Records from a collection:
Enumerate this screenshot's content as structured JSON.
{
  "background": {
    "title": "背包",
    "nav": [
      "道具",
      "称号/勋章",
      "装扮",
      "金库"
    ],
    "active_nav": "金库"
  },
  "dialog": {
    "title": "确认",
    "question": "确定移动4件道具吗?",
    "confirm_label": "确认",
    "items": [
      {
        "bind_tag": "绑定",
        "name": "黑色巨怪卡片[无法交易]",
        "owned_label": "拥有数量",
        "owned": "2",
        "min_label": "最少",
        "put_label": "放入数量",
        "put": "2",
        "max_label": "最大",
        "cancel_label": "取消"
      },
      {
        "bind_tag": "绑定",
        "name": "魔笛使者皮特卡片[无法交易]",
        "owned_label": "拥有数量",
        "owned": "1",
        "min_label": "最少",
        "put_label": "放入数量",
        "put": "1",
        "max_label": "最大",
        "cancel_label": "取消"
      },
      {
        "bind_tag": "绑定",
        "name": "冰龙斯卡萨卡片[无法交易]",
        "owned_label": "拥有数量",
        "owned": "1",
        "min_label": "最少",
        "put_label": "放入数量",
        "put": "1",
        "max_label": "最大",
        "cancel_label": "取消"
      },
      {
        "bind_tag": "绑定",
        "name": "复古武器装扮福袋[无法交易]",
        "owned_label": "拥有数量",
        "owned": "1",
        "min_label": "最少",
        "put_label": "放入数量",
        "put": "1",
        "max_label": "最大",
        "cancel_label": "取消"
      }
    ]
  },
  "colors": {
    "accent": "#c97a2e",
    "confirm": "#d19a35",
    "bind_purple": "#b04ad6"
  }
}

● **Work to do**
Lines that include the word "name" — how many are there in the data? Answer with the number alone.

● **Answer for the task**
4